GIVEN EXERCISE: From the listing, collect all lines containing the word "Papertrans".

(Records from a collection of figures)
**********
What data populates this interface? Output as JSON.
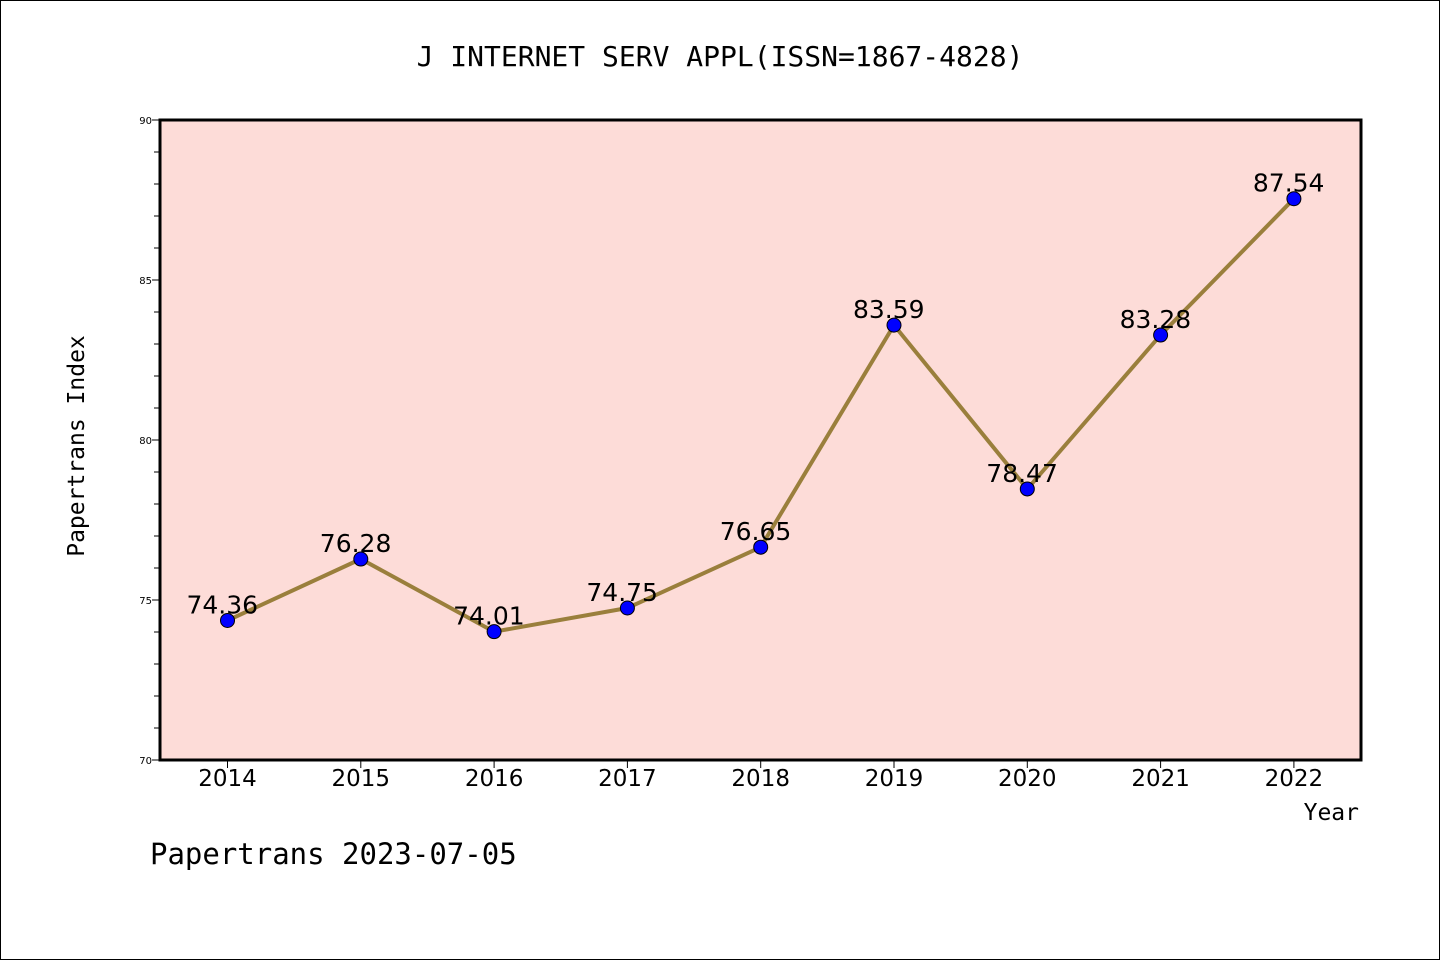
{
  "footer": "Papertrans 2023-07-05",
  "chart_data": {
    "type": "line",
    "title": "J INTERNET SERV APPL(ISSN=1867-4828)",
    "xlabel": "Year",
    "ylabel": "Papertrans Index",
    "categories": [
      "2014",
      "2015",
      "2016",
      "2017",
      "2018",
      "2019",
      "2020",
      "2021",
      "2022"
    ],
    "values": [
      74.36,
      76.28,
      74.01,
      74.75,
      76.65,
      83.59,
      78.47,
      83.28,
      87.54
    ],
    "data_labels": [
      "74.36",
      "76.28",
      "74.01",
      "74.75",
      "76.65",
      "83.59",
      "78.47",
      "83.28",
      "87.54"
    ],
    "ylim": [
      70,
      90
    ],
    "yticks": [
      70,
      75,
      80,
      85,
      90
    ],
    "grid": false,
    "colors": {
      "plot_background": "#fddcd8",
      "line": "#9a7f3c",
      "marker": "#0000ff"
    }
  }
}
**********
TASK RESULT:
  "footer": "Papertrans 2023-07-05",
    "ylabel": "Papertrans Index",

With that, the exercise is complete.